===== Information given

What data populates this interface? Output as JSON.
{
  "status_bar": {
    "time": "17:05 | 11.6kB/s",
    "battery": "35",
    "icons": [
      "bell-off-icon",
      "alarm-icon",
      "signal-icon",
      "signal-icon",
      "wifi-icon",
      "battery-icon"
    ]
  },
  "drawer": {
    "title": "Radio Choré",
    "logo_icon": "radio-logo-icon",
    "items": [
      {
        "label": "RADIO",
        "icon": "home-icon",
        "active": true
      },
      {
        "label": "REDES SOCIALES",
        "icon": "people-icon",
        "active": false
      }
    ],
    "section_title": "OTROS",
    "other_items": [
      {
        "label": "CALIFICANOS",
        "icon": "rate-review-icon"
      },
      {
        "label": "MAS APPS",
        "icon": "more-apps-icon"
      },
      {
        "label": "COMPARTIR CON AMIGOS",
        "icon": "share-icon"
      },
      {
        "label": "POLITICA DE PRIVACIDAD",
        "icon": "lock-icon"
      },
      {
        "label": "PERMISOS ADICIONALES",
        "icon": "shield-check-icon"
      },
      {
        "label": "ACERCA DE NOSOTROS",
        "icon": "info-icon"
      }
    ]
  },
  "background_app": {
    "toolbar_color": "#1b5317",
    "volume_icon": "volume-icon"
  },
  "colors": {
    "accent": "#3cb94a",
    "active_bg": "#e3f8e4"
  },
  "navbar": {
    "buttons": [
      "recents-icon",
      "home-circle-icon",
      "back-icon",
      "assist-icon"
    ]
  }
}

==========

## The task
Write the entire listing out again, word for word.

## Full answer
What data populates this interface? Output as JSON.
{
  "status_bar": {
    "time": "17:05 | 11.6kB/s",
    "battery": "35",
    "icons": [
      "bell-off-icon",
      "alarm-icon",
      "signal-icon",
      "signal-icon",
      "wifi-icon",
      "battery-icon"
    ]
  },
  "drawer": {
    "title": "Radio Choré",
    "logo_icon": "radio-logo-icon",
    "items": [
      {
        "label": "RADIO",
        "icon": "home-icon",
        "active": true
      },
      {
        "label": "REDES SOCIALES",
        "icon": "people-icon",
        "active": false
      }
    ],
    "section_title": "OTROS",
    "other_items": [
      {
        "label": "CALIFICANOS",
        "icon": "rate-review-icon"
      },
      {
        "label": "MAS APPS",
        "icon": "more-apps-icon"
      },
      {
        "label": "COMPARTIR CON AMIGOS",
        "icon": "share-icon"
      },
      {
        "label": "POLITICA DE PRIVACIDAD",
        "icon": "lock-icon"
      },
      {
        "label": "PERMISOS ADICIONALES",
        "icon": "shield-check-icon"
      },
      {
        "label": "ACERCA DE NOSOTROS",
        "icon": "info-icon"
      }
    ]
  },
  "background_app": {
    "toolbar_color": "#1b5317",
    "volume_icon": "volume-icon"
  },
  "colors": {
    "accent": "#3cb94a",
    "active_bg": "#e3f8e4"
  },
  "navbar": {
    "buttons": [
      "recents-icon",
      "home-circle-icon",
      "back-icon",
      "assist-icon"
    ]
  }
}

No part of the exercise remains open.